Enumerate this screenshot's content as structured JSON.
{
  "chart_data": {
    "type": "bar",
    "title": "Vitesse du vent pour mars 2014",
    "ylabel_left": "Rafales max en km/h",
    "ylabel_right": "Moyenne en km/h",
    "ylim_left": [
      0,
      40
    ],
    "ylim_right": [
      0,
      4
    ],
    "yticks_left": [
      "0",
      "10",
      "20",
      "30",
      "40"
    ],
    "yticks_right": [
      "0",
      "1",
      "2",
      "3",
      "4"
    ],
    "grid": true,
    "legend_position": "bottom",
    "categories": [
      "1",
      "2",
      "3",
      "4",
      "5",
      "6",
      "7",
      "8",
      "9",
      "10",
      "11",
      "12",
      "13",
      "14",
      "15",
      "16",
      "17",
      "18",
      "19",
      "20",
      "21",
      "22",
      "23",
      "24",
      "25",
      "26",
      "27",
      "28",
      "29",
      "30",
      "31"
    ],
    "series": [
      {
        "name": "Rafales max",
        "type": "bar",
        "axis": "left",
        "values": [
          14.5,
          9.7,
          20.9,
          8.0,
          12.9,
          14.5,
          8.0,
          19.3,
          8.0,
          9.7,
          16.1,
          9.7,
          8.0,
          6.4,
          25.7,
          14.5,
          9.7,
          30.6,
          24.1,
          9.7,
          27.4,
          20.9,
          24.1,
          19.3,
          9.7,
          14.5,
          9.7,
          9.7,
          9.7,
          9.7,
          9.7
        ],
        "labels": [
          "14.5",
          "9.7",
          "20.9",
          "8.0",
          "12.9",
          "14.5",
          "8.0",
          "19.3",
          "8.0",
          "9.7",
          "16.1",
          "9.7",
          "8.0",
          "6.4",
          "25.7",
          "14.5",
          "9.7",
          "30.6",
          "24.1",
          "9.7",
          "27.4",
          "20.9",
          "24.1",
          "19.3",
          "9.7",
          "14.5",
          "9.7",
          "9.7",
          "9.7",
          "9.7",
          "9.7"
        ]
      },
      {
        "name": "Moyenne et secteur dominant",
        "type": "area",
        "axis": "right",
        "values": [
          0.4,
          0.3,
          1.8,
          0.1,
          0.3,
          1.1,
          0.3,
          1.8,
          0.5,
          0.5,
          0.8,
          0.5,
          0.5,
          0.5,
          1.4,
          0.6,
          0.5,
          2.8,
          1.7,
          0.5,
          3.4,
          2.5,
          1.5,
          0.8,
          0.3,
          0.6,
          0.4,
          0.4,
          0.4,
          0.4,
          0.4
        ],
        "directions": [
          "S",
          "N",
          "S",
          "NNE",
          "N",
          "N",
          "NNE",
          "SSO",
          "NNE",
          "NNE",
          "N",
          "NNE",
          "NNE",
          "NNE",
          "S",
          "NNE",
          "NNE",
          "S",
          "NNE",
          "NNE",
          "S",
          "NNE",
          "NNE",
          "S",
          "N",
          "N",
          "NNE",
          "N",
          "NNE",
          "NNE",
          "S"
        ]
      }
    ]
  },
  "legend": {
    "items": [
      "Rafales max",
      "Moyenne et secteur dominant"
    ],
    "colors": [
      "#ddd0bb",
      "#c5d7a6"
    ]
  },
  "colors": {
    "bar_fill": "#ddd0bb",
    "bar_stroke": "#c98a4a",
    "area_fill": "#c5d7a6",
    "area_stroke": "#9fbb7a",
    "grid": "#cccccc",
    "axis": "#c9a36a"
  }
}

════

> _Goal_
Out of the records, collect only those lines that contain the string "dominant".

> _Output for this exercise_
        "name": "Moyenne et secteur dominant",
      "Moyenne et secteur dominant"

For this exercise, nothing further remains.